### 引用文本:
————————

判断生成树的唯一性 poj1679 The Unique MST

【分析】最小生成树的唯一性，思路是先判断每条边是否有重边，有的话eq=1，否则0.然后第一次求出最小生成树，将结果记录下来，
然后依次去掉第一次使用过的且含有重边的边，再求一次最小生成树，若结果与第一次结果一样，则不唯一。

#include<cstdio>
#include<cstdlib>
#include<cstring>
#include<cmath>
#include<iostream>
#include<algorithm>

using namespace std;

struct node{
int u, v, dis;
bool eq, use, del;

bool operator <(const node &x)const{
return dis < x.dis;
}
};

#define MAXN (100+5)
#define MAXM (20000+5)

int n, m;
node edges[MAXM];
int f[MAXN];

int find(int x){
return x == f[x]? x: (f[x] = find(f[x]));
}

int kruscal(bool ok){
for(int i = 1; i <= n; i++) f[i] = i;

int ret = 0, tot = 0;
for(int i = 1; i <= m; i++)
if(!edges[i].del){
int u = edges[i].u, v = edges[i].v, dis = edges[i].dis;
int x = find(u), y = find(v);

if(x != y){
tot++; ret += dis;
f[x] = y;
if(ok) edges[i].use = true;

if(tot >= n-1) break;
}
}
return ret;
}

int main(){
freopen("test.in", "r", stdin);
freopen("test.out", "w", stdout);

int T;
scanf("%d", &T);

while(T--){
scanf("%d%d", &n, &m);

for(int i = 1; i <= m; i++){
scanf("%d%d%d", &edges[i].u, &edges[i].v, &edges[i].dis);
edges[i].eq = edges[i].use = false;
}

for(int i = 1; i <= m; i++)
for(int j = 1; j <= m; j++)
if(i != j && edges[i].dis == edges[j].dis) edges[i].eq = true;

sort(edges+1, edges+m+1);

bool tmp = true;
int minest = kruscal(tmp);
tmp = false;

bool found = false;
for(int i = 1; i <= m; i++)
if(edges[i].eq && edges[i].use){
edges[i].del = true;

int now = kruscal(tmp);
if(now == minest){
found = true;
printf("Not Unique!\n");
edges[i].del = false;
break;
}

edges[i].del = false;
}

if(!found) printf("%d\n", minest);
}

return 0;
}

————————

带标注的元素条目:
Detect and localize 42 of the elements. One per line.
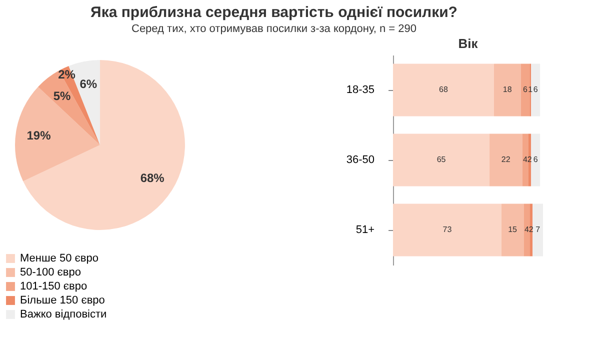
legend-label: Важко відповісти xyxy=(20,308,107,320)
data-label: 68% xyxy=(140,171,165,186)
data-label: 6 xyxy=(522,85,528,94)
legend-label: 50-100 євро xyxy=(20,266,81,278)
text: Яка приблизна середня вартість однієї посилки? xyxy=(90,4,458,21)
legend-label: 101-150 євро xyxy=(20,280,88,292)
data-label: 1 xyxy=(528,85,534,94)
bar xyxy=(494,64,521,116)
data-label: 4 xyxy=(522,155,528,164)
y-tick-label: 18-35 xyxy=(346,84,374,96)
data-label: 73 xyxy=(442,225,452,234)
legend-label: Менше 50 євро xyxy=(20,252,98,264)
data-label: 15 xyxy=(508,225,518,234)
pie-slice xyxy=(15,86,100,182)
legend-label: Більше 150 євро xyxy=(20,294,105,306)
data-label: 5% xyxy=(53,89,71,104)
bar xyxy=(393,134,490,186)
bar xyxy=(531,134,540,186)
chart-title: Вік xyxy=(458,36,478,51)
bar xyxy=(522,134,528,186)
data-label: 4 xyxy=(524,225,530,234)
data-label: 6 xyxy=(533,85,538,94)
bar xyxy=(393,64,494,116)
bar xyxy=(490,134,522,186)
bar xyxy=(524,204,530,256)
data-label: 6 xyxy=(533,155,538,164)
data-label: 65 xyxy=(436,155,446,164)
pie-slice xyxy=(23,60,185,230)
y-tick-label: 51+ xyxy=(356,224,374,236)
data-label: 7 xyxy=(536,225,541,234)
data-label: 18 xyxy=(502,85,512,94)
bar xyxy=(520,64,530,116)
bar xyxy=(393,204,502,256)
data-label: 6% xyxy=(80,77,98,92)
data-label: 19% xyxy=(26,128,52,142)
bar xyxy=(531,64,540,116)
y-tick-label: 36-50 xyxy=(346,154,374,166)
bar xyxy=(501,204,524,256)
bar xyxy=(532,204,543,256)
text: Серед тих, хто отримував посилки з-за кордону, n = 290 xyxy=(131,23,417,35)
data-label: 22 xyxy=(501,155,511,164)
data-label: 68 xyxy=(439,85,448,94)
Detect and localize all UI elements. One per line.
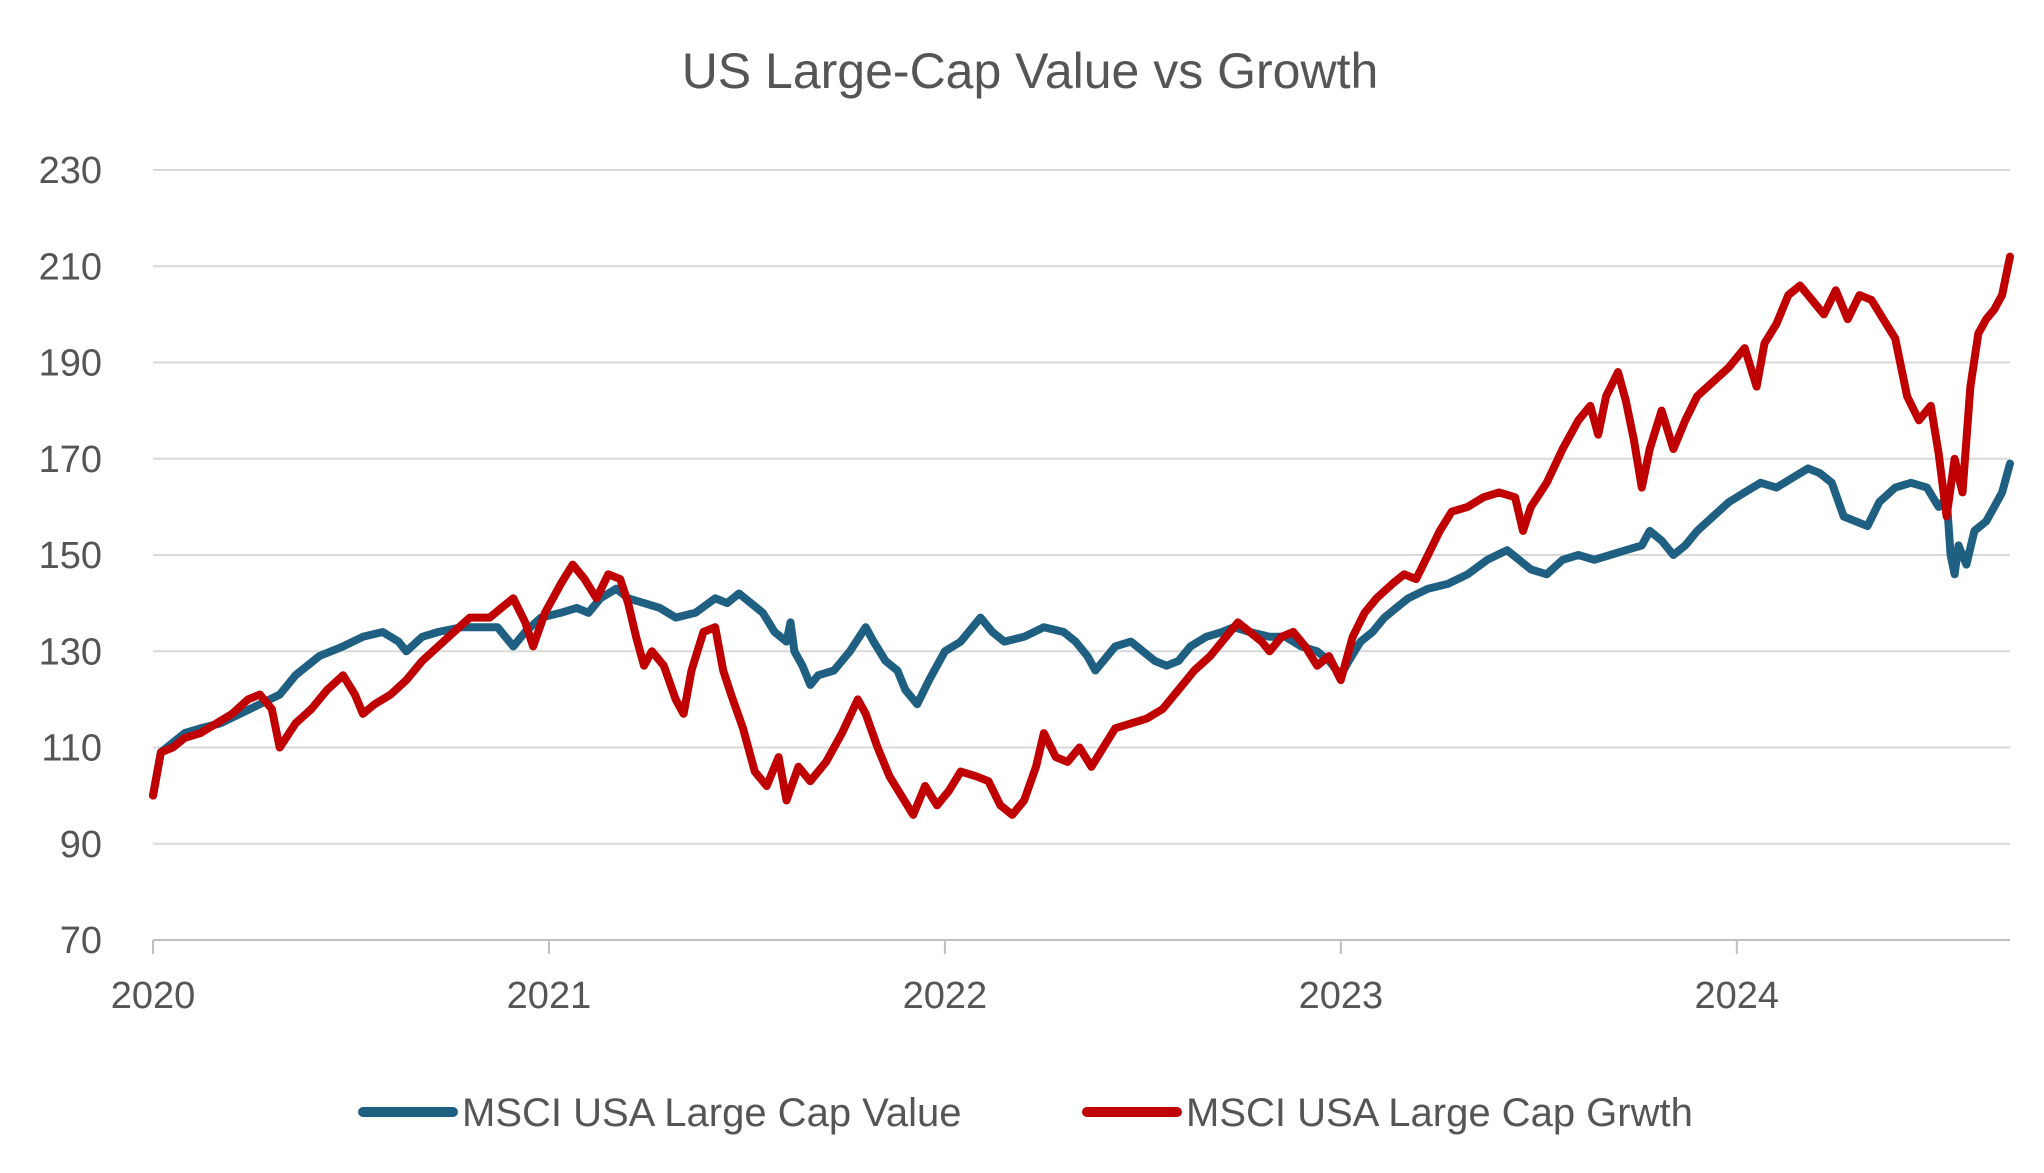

————————

### 任务列表:
[1] 将引用文本中的句子“然后第一次求出最小生成树，将结果记录下来，然后依次去掉第一次使用过的且含有重边的边，再求一次最小生成树，若结果与第一次结果一样，则不唯一。”译为英文。
[2] 列出引用文本代码中以 #include 引入的全部头文件。

### 练习结果:
[1] Then compute the minimum spanning tree for the first time and record the result; next, remove in turn each edge that was used the first time and has a duplicate edge, and compute the minimum spanning tree again; if the result is the same as the first result, it is not unique.

[2] cstdio、cstdlib、cstring、cmath、iostream、algorithm